■ Brief ■
Report every line from the material that contains the word "aligned".

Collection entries
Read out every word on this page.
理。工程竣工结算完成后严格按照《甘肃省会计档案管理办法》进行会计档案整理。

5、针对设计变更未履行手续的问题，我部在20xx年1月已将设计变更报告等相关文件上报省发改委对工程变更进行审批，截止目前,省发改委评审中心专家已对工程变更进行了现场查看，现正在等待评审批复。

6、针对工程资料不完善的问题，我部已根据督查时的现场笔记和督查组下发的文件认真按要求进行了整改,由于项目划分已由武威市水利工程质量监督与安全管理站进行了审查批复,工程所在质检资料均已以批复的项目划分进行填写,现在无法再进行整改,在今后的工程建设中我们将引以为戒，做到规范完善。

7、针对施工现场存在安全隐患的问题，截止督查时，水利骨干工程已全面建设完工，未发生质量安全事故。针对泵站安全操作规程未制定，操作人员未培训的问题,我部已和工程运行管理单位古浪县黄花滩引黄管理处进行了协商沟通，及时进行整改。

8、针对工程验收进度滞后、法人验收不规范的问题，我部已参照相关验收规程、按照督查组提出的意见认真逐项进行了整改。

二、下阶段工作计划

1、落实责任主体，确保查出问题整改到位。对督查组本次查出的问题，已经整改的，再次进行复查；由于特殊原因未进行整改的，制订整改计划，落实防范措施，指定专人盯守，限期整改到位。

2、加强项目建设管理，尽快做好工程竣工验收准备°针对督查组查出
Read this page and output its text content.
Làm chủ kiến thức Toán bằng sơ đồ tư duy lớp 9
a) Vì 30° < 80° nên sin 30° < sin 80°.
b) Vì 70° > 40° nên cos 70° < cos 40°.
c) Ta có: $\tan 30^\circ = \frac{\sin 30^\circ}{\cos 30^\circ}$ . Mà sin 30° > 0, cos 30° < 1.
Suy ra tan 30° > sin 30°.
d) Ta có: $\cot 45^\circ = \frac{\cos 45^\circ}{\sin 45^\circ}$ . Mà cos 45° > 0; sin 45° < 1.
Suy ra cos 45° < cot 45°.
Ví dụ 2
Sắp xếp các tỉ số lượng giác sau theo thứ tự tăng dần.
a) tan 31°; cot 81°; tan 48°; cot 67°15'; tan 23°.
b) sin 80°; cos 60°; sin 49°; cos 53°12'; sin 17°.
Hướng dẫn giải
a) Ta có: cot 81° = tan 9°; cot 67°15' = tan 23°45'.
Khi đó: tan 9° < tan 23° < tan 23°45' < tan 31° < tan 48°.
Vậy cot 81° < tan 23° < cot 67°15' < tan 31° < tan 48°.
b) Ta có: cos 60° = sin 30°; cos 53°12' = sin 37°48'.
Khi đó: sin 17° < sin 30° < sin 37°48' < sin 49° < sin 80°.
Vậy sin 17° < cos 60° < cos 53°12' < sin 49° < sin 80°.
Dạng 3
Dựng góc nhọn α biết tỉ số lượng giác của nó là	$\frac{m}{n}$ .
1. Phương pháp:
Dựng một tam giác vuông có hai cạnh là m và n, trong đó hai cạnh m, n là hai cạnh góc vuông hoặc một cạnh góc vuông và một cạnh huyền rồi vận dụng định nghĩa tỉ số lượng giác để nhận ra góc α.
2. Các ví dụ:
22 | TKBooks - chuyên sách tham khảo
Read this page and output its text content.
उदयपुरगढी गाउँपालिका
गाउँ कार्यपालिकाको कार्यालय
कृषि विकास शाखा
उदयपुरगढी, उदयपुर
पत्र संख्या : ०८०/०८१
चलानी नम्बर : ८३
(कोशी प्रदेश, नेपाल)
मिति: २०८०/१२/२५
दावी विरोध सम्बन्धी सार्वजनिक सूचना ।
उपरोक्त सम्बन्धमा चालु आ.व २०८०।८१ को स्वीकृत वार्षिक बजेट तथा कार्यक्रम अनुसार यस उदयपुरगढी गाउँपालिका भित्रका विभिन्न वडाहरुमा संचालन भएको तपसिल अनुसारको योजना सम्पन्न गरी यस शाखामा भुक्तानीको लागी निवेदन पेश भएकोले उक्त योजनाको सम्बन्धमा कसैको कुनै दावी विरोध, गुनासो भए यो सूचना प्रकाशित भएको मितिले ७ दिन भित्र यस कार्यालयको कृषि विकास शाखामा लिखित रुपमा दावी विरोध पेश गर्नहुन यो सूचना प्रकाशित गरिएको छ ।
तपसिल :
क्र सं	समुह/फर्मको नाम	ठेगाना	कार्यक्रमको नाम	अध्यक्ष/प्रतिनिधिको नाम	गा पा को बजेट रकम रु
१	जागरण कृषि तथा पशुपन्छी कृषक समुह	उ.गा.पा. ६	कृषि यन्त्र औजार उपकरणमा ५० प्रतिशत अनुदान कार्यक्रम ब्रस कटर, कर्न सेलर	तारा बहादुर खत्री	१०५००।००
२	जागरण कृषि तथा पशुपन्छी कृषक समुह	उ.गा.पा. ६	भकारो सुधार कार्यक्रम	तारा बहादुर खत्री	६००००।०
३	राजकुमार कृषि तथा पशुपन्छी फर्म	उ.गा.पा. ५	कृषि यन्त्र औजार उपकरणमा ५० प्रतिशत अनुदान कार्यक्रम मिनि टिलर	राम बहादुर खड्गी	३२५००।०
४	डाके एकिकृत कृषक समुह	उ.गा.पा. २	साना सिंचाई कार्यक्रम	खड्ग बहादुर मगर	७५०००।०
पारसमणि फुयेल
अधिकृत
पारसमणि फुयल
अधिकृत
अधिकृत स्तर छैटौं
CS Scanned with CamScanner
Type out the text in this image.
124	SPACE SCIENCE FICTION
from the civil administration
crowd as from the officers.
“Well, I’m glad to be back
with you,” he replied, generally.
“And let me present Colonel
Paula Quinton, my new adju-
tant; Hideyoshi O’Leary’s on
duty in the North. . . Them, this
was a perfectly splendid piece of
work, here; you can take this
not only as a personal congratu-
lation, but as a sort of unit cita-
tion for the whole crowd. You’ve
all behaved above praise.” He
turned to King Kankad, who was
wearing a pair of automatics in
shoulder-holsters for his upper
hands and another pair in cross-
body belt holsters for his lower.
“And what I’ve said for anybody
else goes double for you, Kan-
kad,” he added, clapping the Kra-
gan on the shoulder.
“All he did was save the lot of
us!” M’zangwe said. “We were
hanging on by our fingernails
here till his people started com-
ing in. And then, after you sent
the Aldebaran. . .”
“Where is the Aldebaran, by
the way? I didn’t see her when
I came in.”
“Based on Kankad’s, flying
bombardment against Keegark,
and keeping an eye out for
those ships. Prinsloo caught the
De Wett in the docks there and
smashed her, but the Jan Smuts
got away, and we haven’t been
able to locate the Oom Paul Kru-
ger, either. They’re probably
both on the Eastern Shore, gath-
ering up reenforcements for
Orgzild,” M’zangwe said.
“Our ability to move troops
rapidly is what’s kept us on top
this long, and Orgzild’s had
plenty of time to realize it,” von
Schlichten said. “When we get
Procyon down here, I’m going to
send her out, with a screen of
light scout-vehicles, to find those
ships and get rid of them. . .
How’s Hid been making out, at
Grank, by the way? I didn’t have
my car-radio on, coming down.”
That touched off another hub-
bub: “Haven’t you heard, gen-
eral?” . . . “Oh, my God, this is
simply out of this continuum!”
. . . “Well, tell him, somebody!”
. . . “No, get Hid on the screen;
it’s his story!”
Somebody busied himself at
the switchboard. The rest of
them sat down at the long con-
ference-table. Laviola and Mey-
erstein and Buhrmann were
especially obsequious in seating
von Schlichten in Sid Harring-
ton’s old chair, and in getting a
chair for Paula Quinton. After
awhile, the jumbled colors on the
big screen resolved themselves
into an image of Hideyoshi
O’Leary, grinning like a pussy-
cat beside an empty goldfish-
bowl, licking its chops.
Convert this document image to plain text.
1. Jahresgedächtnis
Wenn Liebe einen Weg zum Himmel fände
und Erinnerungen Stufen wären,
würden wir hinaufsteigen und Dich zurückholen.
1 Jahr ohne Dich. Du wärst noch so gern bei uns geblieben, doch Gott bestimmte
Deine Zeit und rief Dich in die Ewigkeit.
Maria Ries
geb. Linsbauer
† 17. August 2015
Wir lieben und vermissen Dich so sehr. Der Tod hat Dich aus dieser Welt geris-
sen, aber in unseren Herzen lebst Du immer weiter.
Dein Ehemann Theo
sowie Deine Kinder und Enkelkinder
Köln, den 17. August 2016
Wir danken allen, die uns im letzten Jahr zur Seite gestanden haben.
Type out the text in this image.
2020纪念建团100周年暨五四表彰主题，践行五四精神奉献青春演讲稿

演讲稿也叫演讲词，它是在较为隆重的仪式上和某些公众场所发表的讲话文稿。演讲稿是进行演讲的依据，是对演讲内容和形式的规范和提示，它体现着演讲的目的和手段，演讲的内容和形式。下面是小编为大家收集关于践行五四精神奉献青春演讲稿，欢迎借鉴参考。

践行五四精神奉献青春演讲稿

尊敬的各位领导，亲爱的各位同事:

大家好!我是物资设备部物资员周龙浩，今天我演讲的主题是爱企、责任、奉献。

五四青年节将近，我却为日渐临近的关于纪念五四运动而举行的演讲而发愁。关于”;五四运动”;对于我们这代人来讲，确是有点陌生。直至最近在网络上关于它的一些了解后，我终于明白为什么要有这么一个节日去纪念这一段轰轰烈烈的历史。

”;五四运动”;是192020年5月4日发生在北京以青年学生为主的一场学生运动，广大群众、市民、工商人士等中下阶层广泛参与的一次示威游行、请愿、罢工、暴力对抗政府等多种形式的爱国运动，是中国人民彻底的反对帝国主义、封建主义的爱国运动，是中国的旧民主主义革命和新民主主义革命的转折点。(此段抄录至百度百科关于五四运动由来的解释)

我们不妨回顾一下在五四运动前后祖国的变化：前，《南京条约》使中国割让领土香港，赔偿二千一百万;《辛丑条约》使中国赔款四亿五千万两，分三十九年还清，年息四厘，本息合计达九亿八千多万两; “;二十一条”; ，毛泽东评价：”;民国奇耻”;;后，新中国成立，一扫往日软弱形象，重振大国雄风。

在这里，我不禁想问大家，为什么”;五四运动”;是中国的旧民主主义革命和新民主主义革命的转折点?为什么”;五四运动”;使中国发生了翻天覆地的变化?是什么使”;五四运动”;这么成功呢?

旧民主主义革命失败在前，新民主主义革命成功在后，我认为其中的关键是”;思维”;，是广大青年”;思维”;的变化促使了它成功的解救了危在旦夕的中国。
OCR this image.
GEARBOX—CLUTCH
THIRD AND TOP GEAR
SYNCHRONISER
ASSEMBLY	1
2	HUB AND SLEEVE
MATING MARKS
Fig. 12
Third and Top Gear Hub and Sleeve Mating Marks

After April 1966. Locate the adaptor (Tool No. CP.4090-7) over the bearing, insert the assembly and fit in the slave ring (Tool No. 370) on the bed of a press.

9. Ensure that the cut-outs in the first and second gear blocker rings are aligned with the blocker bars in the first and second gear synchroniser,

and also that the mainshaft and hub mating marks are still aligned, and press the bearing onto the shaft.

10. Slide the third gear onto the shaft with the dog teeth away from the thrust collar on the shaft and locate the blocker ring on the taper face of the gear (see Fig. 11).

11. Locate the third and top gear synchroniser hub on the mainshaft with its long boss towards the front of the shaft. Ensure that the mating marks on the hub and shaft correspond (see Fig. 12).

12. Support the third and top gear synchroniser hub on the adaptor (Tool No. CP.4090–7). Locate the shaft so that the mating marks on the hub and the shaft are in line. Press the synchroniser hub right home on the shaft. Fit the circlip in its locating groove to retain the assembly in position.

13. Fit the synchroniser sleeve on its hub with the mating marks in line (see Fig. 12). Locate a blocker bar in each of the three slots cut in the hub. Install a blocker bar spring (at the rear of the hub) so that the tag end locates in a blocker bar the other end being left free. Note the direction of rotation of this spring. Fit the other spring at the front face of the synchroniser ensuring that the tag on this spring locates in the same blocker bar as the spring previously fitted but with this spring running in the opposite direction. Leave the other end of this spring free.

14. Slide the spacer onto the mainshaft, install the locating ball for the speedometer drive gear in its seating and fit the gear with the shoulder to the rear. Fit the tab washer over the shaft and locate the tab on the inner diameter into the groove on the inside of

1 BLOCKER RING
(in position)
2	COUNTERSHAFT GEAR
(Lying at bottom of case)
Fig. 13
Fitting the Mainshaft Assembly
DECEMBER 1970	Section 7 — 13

■ Completed exercise ■
9. Ensure that the cut-outs in the first and second gear blocker rings are aligned with the blocker bars in the first and second gear synchroniser,
and also that the mainshaft and hub mating marks are still aligned, and press the bearing onto the shaft.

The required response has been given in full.